Dataset records:
-- -- --

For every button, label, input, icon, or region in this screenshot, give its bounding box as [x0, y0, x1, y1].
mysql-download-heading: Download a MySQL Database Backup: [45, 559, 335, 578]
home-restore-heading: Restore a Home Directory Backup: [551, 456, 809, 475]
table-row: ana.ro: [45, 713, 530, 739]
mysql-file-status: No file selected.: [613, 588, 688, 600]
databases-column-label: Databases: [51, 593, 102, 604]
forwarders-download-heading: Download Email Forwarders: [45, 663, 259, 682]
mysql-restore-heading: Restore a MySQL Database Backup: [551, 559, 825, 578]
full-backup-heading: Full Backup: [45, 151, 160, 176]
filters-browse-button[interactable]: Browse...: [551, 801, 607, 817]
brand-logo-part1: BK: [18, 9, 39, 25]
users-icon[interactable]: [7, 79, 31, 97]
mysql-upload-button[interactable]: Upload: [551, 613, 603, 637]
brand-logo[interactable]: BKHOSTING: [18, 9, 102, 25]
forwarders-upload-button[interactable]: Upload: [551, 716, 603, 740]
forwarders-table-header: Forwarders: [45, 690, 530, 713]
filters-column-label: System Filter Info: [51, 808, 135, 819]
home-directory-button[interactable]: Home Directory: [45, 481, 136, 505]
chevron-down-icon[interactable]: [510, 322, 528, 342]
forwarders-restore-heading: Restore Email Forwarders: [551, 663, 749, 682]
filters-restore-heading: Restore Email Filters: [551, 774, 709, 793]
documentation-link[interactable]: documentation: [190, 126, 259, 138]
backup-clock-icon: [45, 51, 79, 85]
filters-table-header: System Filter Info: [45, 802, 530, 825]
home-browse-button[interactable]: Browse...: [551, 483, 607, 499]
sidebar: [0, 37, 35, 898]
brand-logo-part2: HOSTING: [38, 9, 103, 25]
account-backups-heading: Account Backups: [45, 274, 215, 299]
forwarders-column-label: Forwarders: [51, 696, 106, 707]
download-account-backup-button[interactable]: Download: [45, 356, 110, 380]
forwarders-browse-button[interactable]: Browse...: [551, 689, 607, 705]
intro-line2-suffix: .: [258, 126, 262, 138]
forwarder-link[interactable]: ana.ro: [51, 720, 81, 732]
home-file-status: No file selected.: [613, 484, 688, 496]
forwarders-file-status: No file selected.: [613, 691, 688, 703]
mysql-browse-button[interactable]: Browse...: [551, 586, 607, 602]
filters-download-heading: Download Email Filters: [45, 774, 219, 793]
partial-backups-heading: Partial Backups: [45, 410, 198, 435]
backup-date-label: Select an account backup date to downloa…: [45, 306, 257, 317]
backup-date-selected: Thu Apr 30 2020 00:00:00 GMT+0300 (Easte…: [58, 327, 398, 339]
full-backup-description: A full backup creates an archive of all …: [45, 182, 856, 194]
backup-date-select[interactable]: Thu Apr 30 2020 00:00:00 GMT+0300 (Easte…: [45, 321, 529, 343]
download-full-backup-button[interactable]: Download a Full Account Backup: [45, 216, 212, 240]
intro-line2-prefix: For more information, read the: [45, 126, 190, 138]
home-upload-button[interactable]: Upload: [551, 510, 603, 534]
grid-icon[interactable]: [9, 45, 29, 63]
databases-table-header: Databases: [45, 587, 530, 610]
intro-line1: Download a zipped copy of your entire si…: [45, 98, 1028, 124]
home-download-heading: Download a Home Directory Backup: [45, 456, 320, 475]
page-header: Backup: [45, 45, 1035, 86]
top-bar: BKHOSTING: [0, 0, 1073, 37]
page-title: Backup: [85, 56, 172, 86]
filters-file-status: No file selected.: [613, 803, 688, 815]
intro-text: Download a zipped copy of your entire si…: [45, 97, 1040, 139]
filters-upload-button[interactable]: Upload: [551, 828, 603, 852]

-- -- --

## TASK INSTRUCTIONS
Arrange the data above as a JSON list of strings, one string per line, starting at its first line and stopping after the line that contains "home-restore-heading: Restore a". Leave out any blank lines.

## SOLVED EXERCISE
[
  "For every button, label, input, icon, or region in this screenshot, give its bounding box as [x0, y0, x1, y1].",
  "mysql-download-heading: Download a MySQL Database Backup: [45, 559, 335, 578]",
  "home-restore-heading: Restore a Home Directory Backup: [551, 456, 809, 475]"
]